====== SOURCE DATA ======
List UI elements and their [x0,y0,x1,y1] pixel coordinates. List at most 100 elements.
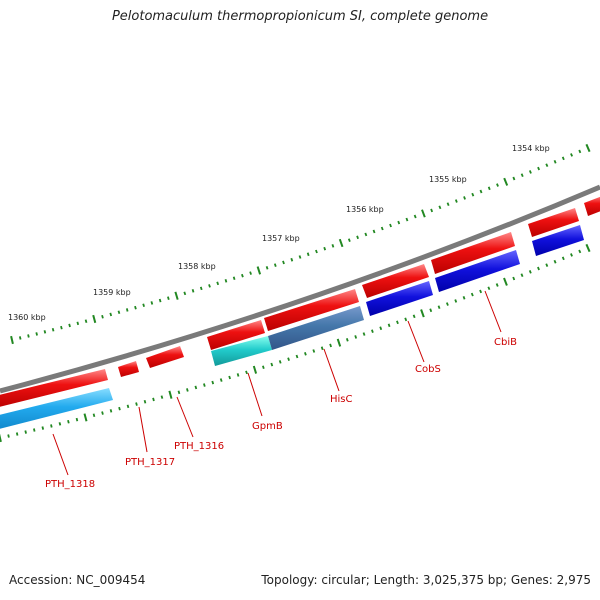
inner-scale-major-tick [83,413,88,422]
outer-scale-minor-tick [487,186,491,191]
connector-hisc [323,348,340,392]
forward-genes [0,195,600,408]
outer-scale-minor-tick [471,192,475,197]
inner-scale-minor-tick [528,270,532,274]
outer-scale-minor-tick [51,327,55,332]
scale-label-1358: 1358 kbp [178,262,216,271]
outer-scale-minor-tick [216,281,220,286]
inner-scale-minor-tick [396,320,399,325]
inner-scale-minor-tick [126,404,130,409]
inner-scale-minor-tick [270,362,274,367]
inner-scale-minor-tick [412,314,416,319]
outer-scale-minor-tick [570,153,574,157]
inner-scale-major-tick [252,365,258,374]
inner-scale-minor-tick [454,299,458,303]
outer-scale-minor-tick [191,289,195,293]
outer-scale-minor-tick [537,166,541,171]
outer-scale-major-tick [256,266,262,275]
gene-label-cbib[interactable]: CbiB [494,337,517,348]
inner-scale-minor-tick [570,253,573,257]
outer-scale-minor-tick [249,271,252,275]
outer-scale-ticks [10,143,591,345]
inner-scale-minor-tick [177,390,181,395]
inner-scale-minor-tick [329,343,332,348]
gene-label-hisc[interactable]: HisC [330,394,353,405]
genome-summary-text: Topology: circular; Length: 3,025,375 bp… [261,573,591,587]
inner-scale-minor-tick [520,273,524,278]
gene-label-pth1317[interactable]: PTH_1317 [125,457,175,468]
connector-gpmb [247,372,263,417]
inner-scale-minor-tick [228,375,231,380]
outer-scale-minor-tick [232,276,236,281]
outer-scale-minor-tick [438,205,442,210]
outer-scale-minor-tick [43,330,47,334]
inner-scale-minor-tick [287,357,290,361]
inner-scale-minor-tick [561,256,565,261]
inner-scale-minor-tick [578,249,582,254]
outer-scale-major-tick [10,335,14,345]
outer-scale-minor-tick [430,208,434,213]
inner-scale-minor-tick [512,276,516,281]
gene-arrow-hisc[interactable] [264,289,359,331]
inner-scale-minor-tick [387,323,391,328]
cog-bar-next-1 [532,225,584,256]
outer-scale-minor-tick [117,310,121,314]
outer-scale-minor-tick [224,279,228,283]
inner-scale-minor-tick [219,378,223,382]
gene-arrow-pth1316[interactable] [146,346,184,368]
inner-scale-minor-tick [462,295,466,300]
inner-scale-minor-tick [41,426,45,430]
connector-pth1318 [52,433,69,476]
map-title: Pelotomaculum thermopropionicum SI, comp… [111,9,489,24]
inner-scale-minor-tick [58,422,62,426]
label-connectors [52,290,502,476]
outer-scale-minor-tick [298,255,302,259]
gene-label-cobs[interactable]: CobS [415,364,441,375]
outer-scale-minor-tick [512,176,516,181]
outer-scale-minor-tick [60,325,63,330]
gene-arrow-gpmb[interactable] [207,320,265,350]
gene-arrow-pth1318[interactable] [0,369,108,408]
connector-pth1317 [138,406,148,453]
gene-label-pth1318[interactable]: PTH_1318 [45,479,95,490]
outer-scale-minor-tick [76,321,80,326]
gene-arrow-pth1317[interactable] [118,361,139,377]
inner-scale-minor-tick [537,266,540,271]
gene-arrow-cbib[interactable] [431,232,515,274]
outer-scale-minor-tick [528,170,532,174]
connector-cbib [484,290,502,333]
outer-scale-minor-tick [463,196,466,200]
gene-arrow-next-1[interactable] [528,208,579,237]
outer-scale-minor-tick [347,238,351,243]
connector-cobs [407,320,425,363]
gene-label-pth1316[interactable]: PTH_1316 [174,441,224,452]
inner-scale-minor-tick [429,308,433,313]
outer-scale-minor-tick [364,232,368,237]
genome-backbone [0,184,600,394]
scale-label-1357: 1357 kbp [262,234,300,243]
gene-label-gpmb[interactable]: GpmB [252,421,283,432]
outer-scale-minor-tick [446,202,450,207]
outer-scale-minor-tick [265,266,269,270]
gene-arrow-cobs[interactable] [362,264,429,298]
outer-scale-minor-tick [479,189,483,194]
gene-arrow-next-2[interactable] [584,195,600,216]
outer-scale-minor-tick [454,199,458,203]
outer-scale-minor-tick [150,301,154,305]
outer-scale-minor-tick [520,173,524,178]
outer-scale-minor-tick [553,159,557,164]
outer-scale-major-tick [503,177,509,186]
scale-label-1360: 1360 kbp [8,313,46,322]
inner-scale-minor-tick [194,385,198,390]
inner-scale-minor-tick [109,409,113,413]
connector-pth1316 [176,396,194,438]
outer-scale-minor-tick [380,226,384,231]
inner-scale-minor-tick [101,411,104,415]
inner-scale-minor-tick [118,406,121,411]
outer-scale-minor-tick [27,334,30,338]
inner-scale-major-tick [585,243,591,253]
scale-label-1354: 1354 kbp [512,144,550,153]
outer-scale-minor-tick [158,298,162,303]
outer-scale-minor-tick [306,252,310,257]
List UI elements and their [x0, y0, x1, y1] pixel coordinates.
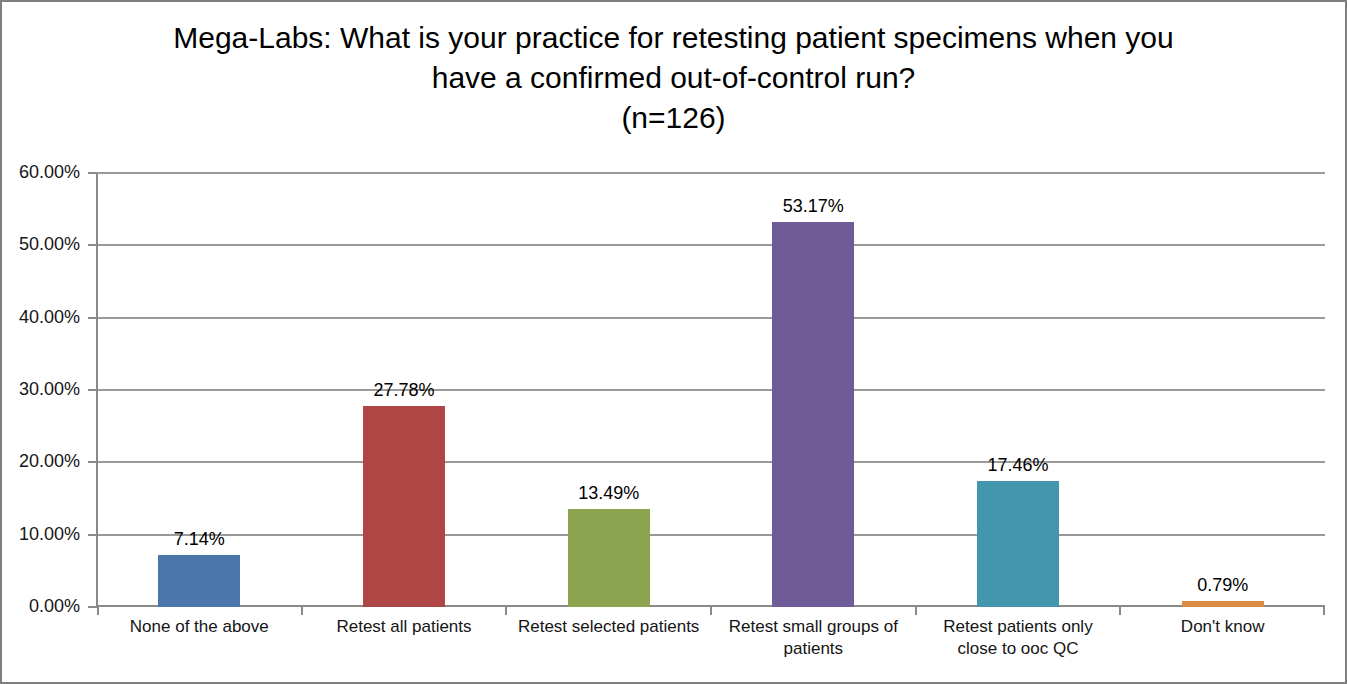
- x-axis-tick: [97, 607, 99, 615]
- x-axis-tick: [1323, 607, 1325, 615]
- x-axis-tick: [1119, 607, 1121, 615]
- bar-value-label: 27.78%: [334, 379, 474, 401]
- y-tick-label: 20.00%: [0, 450, 80, 472]
- x-category-label: Retest small groups of patients: [719, 616, 907, 660]
- x-category-label: Don't know: [1129, 616, 1317, 638]
- gridline: [97, 317, 1325, 319]
- plot-area: 0.00%10.00%20.00%30.00%40.00%50.00%60.00…: [97, 173, 1325, 607]
- chart-frame: Mega-Labs: What is your practice for ret…: [0, 0, 1347, 684]
- bar-value-label: 7.14%: [129, 528, 269, 550]
- chart-sample-size: (n=126): [2, 98, 1345, 138]
- bar-retest-selected-patients: [568, 509, 650, 607]
- y-tick-label: 0.00%: [0, 595, 80, 617]
- x-category-label: Retest all patients: [310, 616, 498, 638]
- bar-value-label: 17.46%: [948, 454, 1088, 476]
- gridline: [97, 461, 1325, 463]
- y-tick-label: 10.00%: [0, 523, 80, 545]
- bar-retest-patients-only-close-to-ooc-qc: [977, 481, 1059, 607]
- x-category-label: Retest patients only close to ooc QC: [924, 616, 1112, 660]
- bar-value-label: 13.49%: [539, 482, 679, 504]
- x-axis-tick: [301, 607, 303, 615]
- chart-title: Mega-Labs: What is your practice for ret…: [169, 18, 1179, 98]
- y-axis: [96, 173, 98, 607]
- gridline: [97, 389, 1325, 391]
- bar-none-of-the-above: [158, 555, 240, 607]
- bar-value-label: 0.79%: [1153, 574, 1293, 596]
- y-tick-label: 60.00%: [0, 161, 80, 183]
- bar-retest-small-groups-of-patients: [772, 222, 854, 607]
- bar-don-t-know: [1182, 601, 1264, 607]
- title-block: Mega-Labs: What is your practice for ret…: [2, 18, 1345, 138]
- x-category-label: Retest selected patients: [515, 616, 703, 638]
- y-tick-label: 50.00%: [0, 233, 80, 255]
- x-category-label: None of the above: [105, 616, 293, 638]
- y-tick-label: 30.00%: [0, 378, 80, 400]
- y-tick-label: 40.00%: [0, 306, 80, 328]
- x-axis-tick: [915, 607, 917, 615]
- x-axis-tick: [505, 607, 507, 615]
- bar-retest-all-patients: [363, 406, 445, 607]
- gridline: [97, 172, 1325, 174]
- gridline: [97, 534, 1325, 536]
- x-axis-tick: [710, 607, 712, 615]
- bar-value-label: 53.17%: [743, 195, 883, 217]
- gridline: [97, 244, 1325, 246]
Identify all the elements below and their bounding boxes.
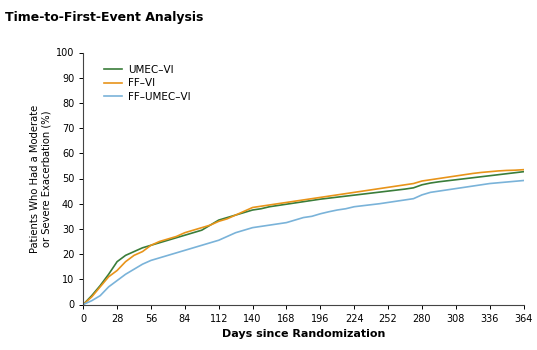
- UMEC–VI: [343, 194, 349, 198]
- FF–VI: [359, 189, 366, 193]
- Text: Time-to-First-Event Analysis: Time-to-First-Event Analysis: [5, 10, 204, 23]
- UMEC–VI: [199, 228, 205, 232]
- UMEC–VI: [469, 176, 476, 180]
- FF–UMEC–VI: [469, 184, 476, 188]
- Y-axis label: Patients Who Had a Moderate
or Severe Exacerbation (%): Patients Who Had a Moderate or Severe Ex…: [30, 104, 52, 253]
- Line: FF–UMEC–VI: FF–UMEC–VI: [83, 181, 524, 304]
- UMEC–VI: [334, 195, 340, 199]
- FF–VI: [469, 172, 476, 176]
- FF–UMEC–VI: [419, 193, 425, 197]
- UMEC–VI: [359, 192, 366, 196]
- FF–VI: [334, 193, 340, 197]
- Line: FF–VI: FF–VI: [83, 170, 524, 304]
- FF–VI: [343, 191, 349, 196]
- FF–VI: [199, 225, 205, 230]
- FF–VI: [80, 302, 86, 307]
- FF–UMEC–VI: [343, 206, 349, 211]
- FF–UMEC–VI: [520, 178, 527, 183]
- FF–VI: [520, 168, 527, 172]
- UMEC–VI: [80, 302, 86, 307]
- FF–UMEC–VI: [334, 208, 340, 212]
- Line: UMEC–VI: UMEC–VI: [83, 172, 524, 304]
- X-axis label: Days since Randomization: Days since Randomization: [222, 329, 385, 339]
- UMEC–VI: [520, 170, 527, 174]
- FF–UMEC–VI: [359, 204, 366, 208]
- UMEC–VI: [419, 183, 425, 187]
- FF–UMEC–VI: [80, 302, 86, 307]
- Legend: UMEC–VI, FF–VI, FF–UMEC–VI: UMEC–VI, FF–VI, FF–UMEC–VI: [101, 63, 192, 104]
- FF–VI: [419, 179, 425, 183]
- FF–UMEC–VI: [199, 243, 205, 247]
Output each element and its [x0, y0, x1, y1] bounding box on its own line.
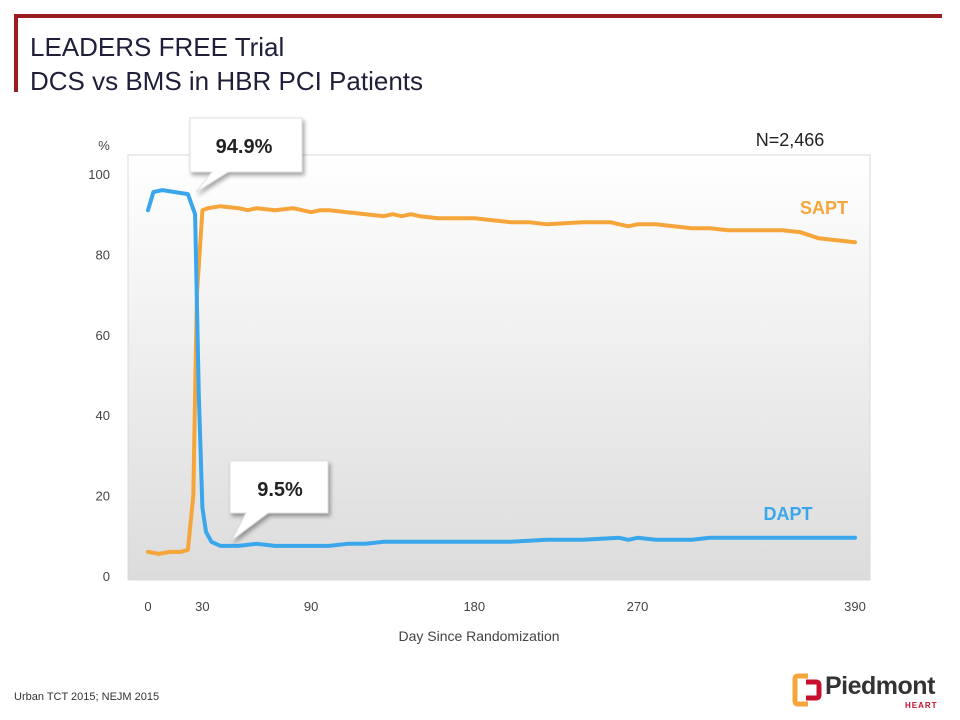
- y-tick-label: 60: [96, 328, 110, 343]
- annotation-callout-dapt-peak: 94.9%: [189, 117, 303, 193]
- x-tick-label: 390: [844, 599, 866, 614]
- y-tick-label: 80: [96, 247, 110, 262]
- series-line-dapt: [146, 188, 857, 548]
- y-tick-label: 0: [103, 569, 110, 584]
- x-tick-label: 270: [627, 599, 649, 614]
- piedmont-bracket-icon: [792, 673, 822, 707]
- series-line-sapt: [146, 204, 857, 556]
- logo-subtitle: HEART: [905, 701, 938, 710]
- piedmont-logo: Piedmont HEART: [792, 670, 942, 710]
- footnote: Urban TCT 2015; NEJM 2015: [14, 691, 160, 703]
- annotation-text-peak: 94.9%: [216, 136, 273, 158]
- header-rule-top: [14, 14, 942, 18]
- x-tick-label: 90: [304, 599, 318, 614]
- x-tick-label: 180: [463, 599, 485, 614]
- x-tick-label: 30: [195, 599, 209, 614]
- y-tick-label: 100: [88, 167, 110, 182]
- annotation-callout-dapt-low: 9.5%: [229, 460, 329, 541]
- x-tick-label: 0: [144, 599, 151, 614]
- x-axis-ticks: 0 30 90 180 270 390: [144, 599, 865, 614]
- page-title: LEADERS FREE Trial DCS vs BMS in HBR PCI…: [30, 30, 423, 98]
- title-line-2: DCS vs BMS in HBR PCI Patients: [30, 66, 423, 96]
- y-tick-label: 40: [96, 408, 110, 423]
- series-label-dapt: DAPT: [764, 504, 813, 524]
- annotation-text-low: 9.5%: [257, 479, 303, 501]
- series-group: [146, 188, 857, 556]
- y-axis-label: %: [98, 138, 110, 153]
- series-label-sapt: SAPT: [800, 198, 848, 218]
- x-axis-label: Day Since Randomization: [398, 628, 559, 644]
- sample-size-label: N=2,466: [756, 130, 825, 150]
- y-axis-ticks: 0 20 40 60 80 100: [88, 167, 110, 584]
- plot-area: [127, 154, 871, 581]
- header-rule-left: [14, 14, 18, 92]
- logo-text: Piedmont: [825, 672, 935, 700]
- y-tick-label: 20: [96, 489, 110, 504]
- title-line-1: LEADERS FREE Trial: [30, 32, 285, 62]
======
In the data above, how many lines contain the word "cbib"? Only the number is wanted.

* **SOLUTION TO THE EXERCISE**:
3